## [EXERCISE DETAILS]
All of the material below is to be returned exactly.

## [RECORDS FOR PROCESSING]
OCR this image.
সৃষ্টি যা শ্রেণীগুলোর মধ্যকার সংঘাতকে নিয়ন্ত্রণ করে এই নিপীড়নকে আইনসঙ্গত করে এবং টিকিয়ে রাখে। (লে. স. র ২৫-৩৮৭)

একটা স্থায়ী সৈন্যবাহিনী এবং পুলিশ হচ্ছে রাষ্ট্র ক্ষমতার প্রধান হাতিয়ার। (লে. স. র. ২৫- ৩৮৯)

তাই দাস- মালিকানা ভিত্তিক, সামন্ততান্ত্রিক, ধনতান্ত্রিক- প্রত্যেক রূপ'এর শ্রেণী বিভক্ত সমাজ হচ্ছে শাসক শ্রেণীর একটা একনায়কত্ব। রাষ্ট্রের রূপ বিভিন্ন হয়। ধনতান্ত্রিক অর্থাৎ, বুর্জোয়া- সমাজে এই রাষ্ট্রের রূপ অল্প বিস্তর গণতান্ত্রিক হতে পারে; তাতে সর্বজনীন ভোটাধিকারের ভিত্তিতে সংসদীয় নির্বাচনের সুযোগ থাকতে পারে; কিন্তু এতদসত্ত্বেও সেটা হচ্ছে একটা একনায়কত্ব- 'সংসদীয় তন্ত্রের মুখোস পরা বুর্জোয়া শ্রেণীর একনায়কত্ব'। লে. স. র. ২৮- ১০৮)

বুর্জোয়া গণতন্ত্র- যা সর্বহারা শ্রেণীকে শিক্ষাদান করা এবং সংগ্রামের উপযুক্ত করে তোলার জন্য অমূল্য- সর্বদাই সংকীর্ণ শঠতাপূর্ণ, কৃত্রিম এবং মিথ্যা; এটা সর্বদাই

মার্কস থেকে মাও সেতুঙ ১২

## [EXERCISE RESULT]
OCR this image.
সৃষ্টি যা শ্রেণীগুলোর মধ্যকার সংঘাতকে নিয়ন্ত্রণ করে এই নিপীড়নকে আইনসঙ্গত করে এবং টিকিয়ে রাখে। (লে. স. র ২৫-৩৮৭)

একটা স্থায়ী সৈন্যবাহিনী এবং পুলিশ হচ্ছে রাষ্ট্র ক্ষমতার প্রধান হাতিয়ার। (লে. স. র. ২৫- ৩৮৯)

তাই দাস- মালিকানা ভিত্তিক, সামন্ততান্ত্রিক, ধনতান্ত্রিক- প্রত্যেক রূপ'এর শ্রেণী বিভক্ত সমাজ হচ্ছে শাসক শ্রেণীর একটা একনায়কত্ব। রাষ্ট্রের রূপ বিভিন্ন হয়। ধনতান্ত্রিক অর্থাৎ, বুর্জোয়া- সমাজে এই রাষ্ট্রের রূপ অল্প বিস্তর গণতান্ত্রিক হতে পারে; তাতে সর্বজনীন ভোটাধিকারের ভিত্তিতে সংসদীয় নির্বাচনের সুযোগ থাকতে পারে; কিন্তু এতদসত্ত্বেও সেটা হচ্ছে একটা একনায়কত্ব- 'সংসদীয় তন্ত্রের মুখোস পরা বুর্জোয়া শ্রেণীর একনায়কত্ব'। লে. স. র. ২৮- ১০৮)

বুর্জোয়া গণতন্ত্র- যা সর্বহারা শ্রেণীকে শিক্ষাদান করা এবং সংগ্রামের উপযুক্ত করে তোলার জন্য অমূল্য- সর্বদাই সংকীর্ণ শঠতাপূর্ণ, কৃত্রিম এবং মিথ্যা; এটা সর্বদাই

মার্কস থেকে মাও সেতুঙ ১২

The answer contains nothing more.